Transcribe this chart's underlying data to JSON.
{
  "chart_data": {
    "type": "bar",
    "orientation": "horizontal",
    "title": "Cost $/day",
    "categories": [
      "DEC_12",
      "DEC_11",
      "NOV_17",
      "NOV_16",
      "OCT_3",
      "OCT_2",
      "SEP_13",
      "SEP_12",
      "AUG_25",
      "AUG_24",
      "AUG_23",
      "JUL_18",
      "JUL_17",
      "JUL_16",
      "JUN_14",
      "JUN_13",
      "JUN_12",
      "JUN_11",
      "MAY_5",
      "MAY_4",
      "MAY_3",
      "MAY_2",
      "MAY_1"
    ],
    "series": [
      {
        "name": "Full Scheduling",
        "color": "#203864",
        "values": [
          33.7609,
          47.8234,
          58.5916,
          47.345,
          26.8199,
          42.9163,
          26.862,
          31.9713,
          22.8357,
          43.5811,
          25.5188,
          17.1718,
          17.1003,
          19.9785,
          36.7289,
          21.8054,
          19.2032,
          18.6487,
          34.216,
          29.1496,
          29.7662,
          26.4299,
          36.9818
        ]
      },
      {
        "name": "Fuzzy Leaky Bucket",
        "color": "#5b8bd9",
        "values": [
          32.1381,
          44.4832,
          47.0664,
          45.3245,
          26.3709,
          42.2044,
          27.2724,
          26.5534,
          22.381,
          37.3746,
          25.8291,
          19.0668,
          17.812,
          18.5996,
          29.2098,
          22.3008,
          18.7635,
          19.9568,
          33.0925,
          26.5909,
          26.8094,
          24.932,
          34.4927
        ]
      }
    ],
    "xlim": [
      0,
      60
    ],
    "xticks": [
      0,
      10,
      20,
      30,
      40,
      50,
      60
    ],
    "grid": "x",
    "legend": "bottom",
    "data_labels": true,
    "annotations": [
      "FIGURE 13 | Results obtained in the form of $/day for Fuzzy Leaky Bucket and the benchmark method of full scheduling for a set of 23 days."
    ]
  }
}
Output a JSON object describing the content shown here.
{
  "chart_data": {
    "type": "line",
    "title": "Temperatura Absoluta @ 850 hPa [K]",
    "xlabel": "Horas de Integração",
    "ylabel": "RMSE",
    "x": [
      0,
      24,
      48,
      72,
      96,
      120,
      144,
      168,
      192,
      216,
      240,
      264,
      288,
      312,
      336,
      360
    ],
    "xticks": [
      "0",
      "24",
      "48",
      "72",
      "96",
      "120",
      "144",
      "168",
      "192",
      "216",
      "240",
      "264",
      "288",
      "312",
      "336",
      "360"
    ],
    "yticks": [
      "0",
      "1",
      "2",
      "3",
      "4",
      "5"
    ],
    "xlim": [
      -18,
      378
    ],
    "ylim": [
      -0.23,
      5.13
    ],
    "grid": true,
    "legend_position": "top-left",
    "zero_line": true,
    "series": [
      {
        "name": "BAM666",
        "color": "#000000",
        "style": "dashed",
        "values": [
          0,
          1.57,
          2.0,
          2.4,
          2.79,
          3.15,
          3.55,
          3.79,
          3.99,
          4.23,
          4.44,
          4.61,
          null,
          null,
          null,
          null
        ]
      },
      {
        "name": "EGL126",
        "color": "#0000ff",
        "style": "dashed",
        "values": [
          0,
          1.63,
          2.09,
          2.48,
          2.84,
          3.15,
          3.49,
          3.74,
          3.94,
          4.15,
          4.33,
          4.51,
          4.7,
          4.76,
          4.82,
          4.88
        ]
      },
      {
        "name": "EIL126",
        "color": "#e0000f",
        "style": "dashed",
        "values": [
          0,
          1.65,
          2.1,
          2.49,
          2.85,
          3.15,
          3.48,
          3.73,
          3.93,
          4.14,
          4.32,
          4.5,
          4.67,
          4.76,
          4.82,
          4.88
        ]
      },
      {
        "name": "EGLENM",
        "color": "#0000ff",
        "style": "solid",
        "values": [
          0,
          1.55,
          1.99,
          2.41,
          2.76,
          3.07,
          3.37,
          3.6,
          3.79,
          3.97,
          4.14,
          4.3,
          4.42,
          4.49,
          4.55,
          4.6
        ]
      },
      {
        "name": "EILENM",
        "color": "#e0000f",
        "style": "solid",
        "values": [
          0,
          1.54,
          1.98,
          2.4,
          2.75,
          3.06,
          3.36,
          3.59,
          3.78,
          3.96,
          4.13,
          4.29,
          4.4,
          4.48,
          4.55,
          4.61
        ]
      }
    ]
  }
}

*DIRECTION:* Copy each line of the records containing the string "color".

*THE OUTPUT:*
        "color": "#203864",
        "color": "#5b8bd9",
        "color": "#000000",
        "color": "#0000ff",
        "color": "#e0000f",
        "color": "#0000ff",
        "color": "#e0000f",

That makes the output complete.